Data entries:
..............................

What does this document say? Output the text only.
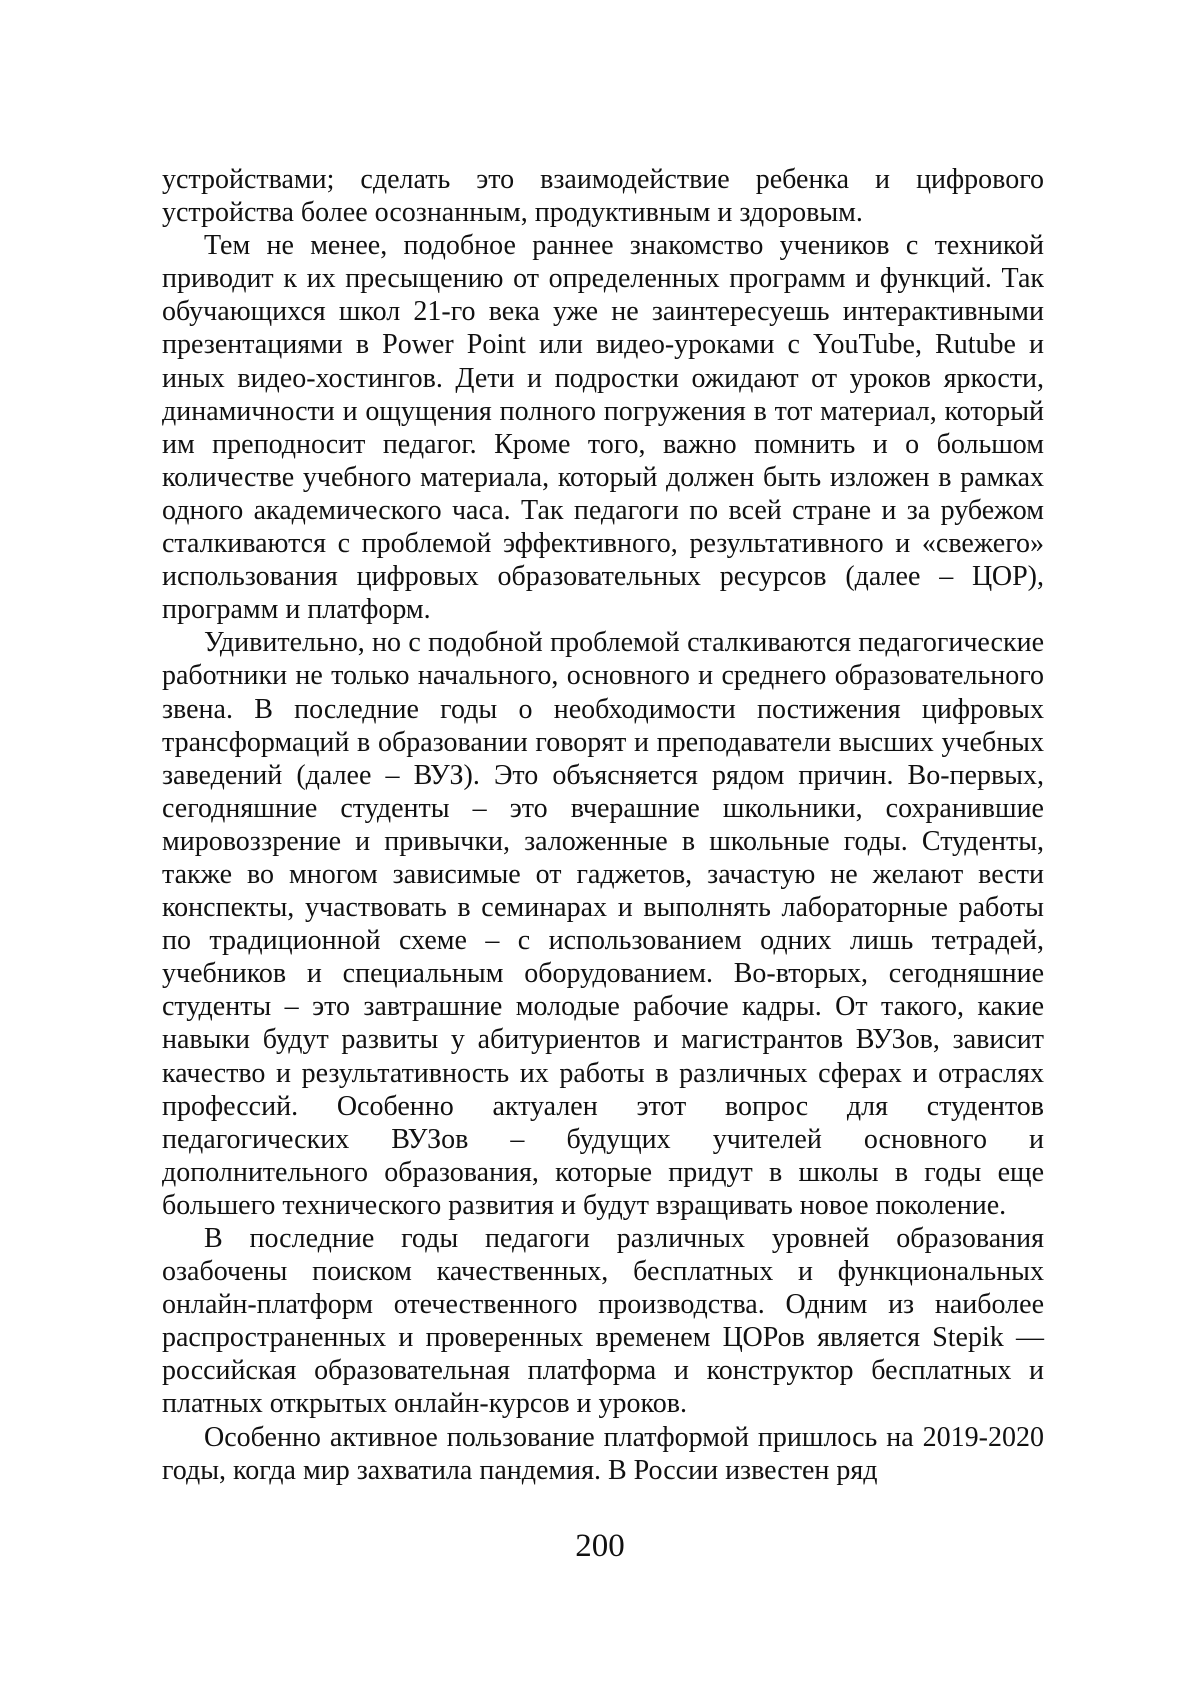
устройствами; сделать это взаимодействие ребенка и цифрового устройства более осознанным, продуктивным и здоровым.

Тем не менее, подобное раннее знакомство учеников с техникой приводит к их пресыщению от определенных программ и функций. Так обучающихся школ 21-го века уже не заинтересуешь интерактивными презентациями в Power Point или видео-уроками с YouTube, Rutube и иных видео-хостингов. Дети и подростки ожидают от уроков яркости, динамичности и ощущения полного погружения в тот материал, который им преподносит педагог. Кроме того, важно помнить и о большом количестве учебного материала, который должен быть изложен в рамках одного академического часа. Так педагоги по всей стране и за рубежом сталкиваются с проблемой эффективного, результативного и «свежего» использования цифровых образовательных ресурсов (далее – ЦОР), программ и платформ.

Удивительно, но с подобной проблемой сталкиваются педагогические работники не только начального, основного и среднего образовательного звена. В последние годы о необходимости постижения цифровых трансформаций в образовании говорят и преподаватели высших учебных заведений (далее – ВУЗ). Это объясняется рядом причин. Во-первых, сегодняшние студенты – это вчерашние школьники, сохранившие мировоззрение и привычки, заложенные в школьные годы. Студенты, также во многом зависимые от гаджетов, зачастую не желают вести конспекты, участвовать в семинарах и выполнять лабораторные работы по традиционной схеме – с использованием одних лишь тетрадей, учебников и специальным оборудованием. Во-вторых, сегодняшние студенты – это завтрашние молодые рабочие кадры. От такого, какие навыки будут развиты у абитуриентов и магистрантов ВУЗов, зависит качество и результативность их работы в различных сферах и отраслях профессий. Особенно актуален этот вопрос для студентов педагогических ВУЗов – будущих учителей основного и дополнительного образования, которые придут в школы в годы еще большего технического развития и будут взращивать новое поколение.

В последние годы педагоги различных уровней образования озабочены поиском качественных, бесплатных и функциональных онлайн-платформ отечественного производства. Одним из наиболее распространенных и проверенных временем ЦОРов является Stepik — российская образовательная платформа и конструктор бесплатных и платных открытых онлайн-курсов и уроков.

Особенно активное пользование платформой пришлось на 2019-2020 годы, когда мир захватила пандемия. В России известен ряд

200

..............................

[Written task] Go through the records. Copy each line where "Особенно" appears.

[Expected answer]
Удивительно, но с подобной проблемой сталкиваются педагогические работники не только начального, основного и среднего образовательного звена. В последние годы о необходимости постижения цифровых трансформаций в образовании говорят и преподаватели высших учебных заведений (далее – ВУЗ). Это объясняется рядом причин. Во-первых, сегодняшние студенты – это вчерашние школьники, сохранившие мировоззрение и привычки, заложенные в школьные годы. Студенты, также во многом зависимые от гаджетов, зачастую не желают вести конспекты, участвовать в семинарах и выполнять лабораторные работы по традиционной схеме – с использованием одних лишь тетрадей, учебников и специальным оборудованием. Во-вторых, сегодняшние студенты – это завтрашние молодые рабочие кадры. От такого, какие навыки будут развиты у абитуриентов и магистрантов ВУЗов, зависит качество и результативность их работы в различных сферах и отраслях профессий. Особенно актуален этот вопрос для студентов педагогических ВУЗов – будущих учителей основного и дополнительного образования, которые придут в школы в годы еще большего технического развития и будут взращивать новое поколение.
Особенно активное пользование платформой пришлось на 2019-2020 годы, когда мир захватила пандемия. В России известен ряд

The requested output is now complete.